- MATERIAL PROVIDED
/---

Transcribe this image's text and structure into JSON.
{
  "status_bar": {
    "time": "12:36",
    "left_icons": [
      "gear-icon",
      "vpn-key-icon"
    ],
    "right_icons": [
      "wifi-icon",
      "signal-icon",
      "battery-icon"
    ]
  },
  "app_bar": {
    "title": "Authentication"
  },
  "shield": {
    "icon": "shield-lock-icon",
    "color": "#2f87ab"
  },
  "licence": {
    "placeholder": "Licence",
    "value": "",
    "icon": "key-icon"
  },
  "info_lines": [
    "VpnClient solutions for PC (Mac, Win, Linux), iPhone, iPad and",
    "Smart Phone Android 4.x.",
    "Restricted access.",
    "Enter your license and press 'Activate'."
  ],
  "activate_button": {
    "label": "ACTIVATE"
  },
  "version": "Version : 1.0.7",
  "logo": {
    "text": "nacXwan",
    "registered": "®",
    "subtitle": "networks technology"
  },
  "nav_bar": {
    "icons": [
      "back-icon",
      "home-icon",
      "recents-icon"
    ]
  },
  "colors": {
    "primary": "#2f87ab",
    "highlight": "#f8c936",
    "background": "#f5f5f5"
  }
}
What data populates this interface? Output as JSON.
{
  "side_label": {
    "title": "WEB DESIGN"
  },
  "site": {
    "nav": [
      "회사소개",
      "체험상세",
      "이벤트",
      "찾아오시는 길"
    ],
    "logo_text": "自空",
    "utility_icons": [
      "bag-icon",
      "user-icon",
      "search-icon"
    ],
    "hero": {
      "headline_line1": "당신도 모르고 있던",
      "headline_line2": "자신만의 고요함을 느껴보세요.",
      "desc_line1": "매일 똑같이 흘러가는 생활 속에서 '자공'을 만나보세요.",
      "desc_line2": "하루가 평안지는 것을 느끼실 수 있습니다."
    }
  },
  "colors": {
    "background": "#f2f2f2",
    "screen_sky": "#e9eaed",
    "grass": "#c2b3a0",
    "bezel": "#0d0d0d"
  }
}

\---

- WHAT IS EXPECTED
Write an exact transcription of every entry above.

- SOLUTION FOR THIS EXERCISE
Transcribe this image's text and structure into JSON.
{
  "status_bar": {
    "time": "12:36",
    "left_icons": [
      "gear-icon",
      "vpn-key-icon"
    ],
    "right_icons": [
      "wifi-icon",
      "signal-icon",
      "battery-icon"
    ]
  },
  "app_bar": {
    "title": "Authentication"
  },
  "shield": {
    "icon": "shield-lock-icon",
    "color": "#2f87ab"
  },
  "licence": {
    "placeholder": "Licence",
    "value": "",
    "icon": "key-icon"
  },
  "info_lines": [
    "VpnClient solutions for PC (Mac, Win, Linux), iPhone, iPad and",
    "Smart Phone Android 4.x.",
    "Restricted access.",
    "Enter your license and press 'Activate'."
  ],
  "activate_button": {
    "label": "ACTIVATE"
  },
  "version": "Version : 1.0.7",
  "logo": {
    "text": "nacXwan",
    "registered": "®",
    "subtitle": "networks technology"
  },
  "nav_bar": {
    "icons": [
      "back-icon",
      "home-icon",
      "recents-icon"
    ]
  },
  "colors": {
    "primary": "#2f87ab",
    "highlight": "#f8c936",
    "background": "#f5f5f5"
  }
}
What data populates this interface? Output as JSON.
{
  "side_label": {
    "title": "WEB DESIGN"
  },
  "site": {
    "nav": [
      "회사소개",
      "체험상세",
      "이벤트",
      "찾아오시는 길"
    ],
    "logo_text": "自空",
    "utility_icons": [
      "bag-icon",
      "user-icon",
      "search-icon"
    ],
    "hero": {
      "headline_line1": "당신도 모르고 있던",
      "headline_line2": "자신만의 고요함을 느껴보세요.",
      "desc_line1": "매일 똑같이 흘러가는 생활 속에서 '자공'을 만나보세요.",
      "desc_line2": "하루가 평안지는 것을 느끼실 수 있습니다."
    }
  },
  "colors": {
    "background": "#f2f2f2",
    "screen_sky": "#e9eaed",
    "grass": "#c2b3a0",
    "bezel": "#0d0d0d"
  }
}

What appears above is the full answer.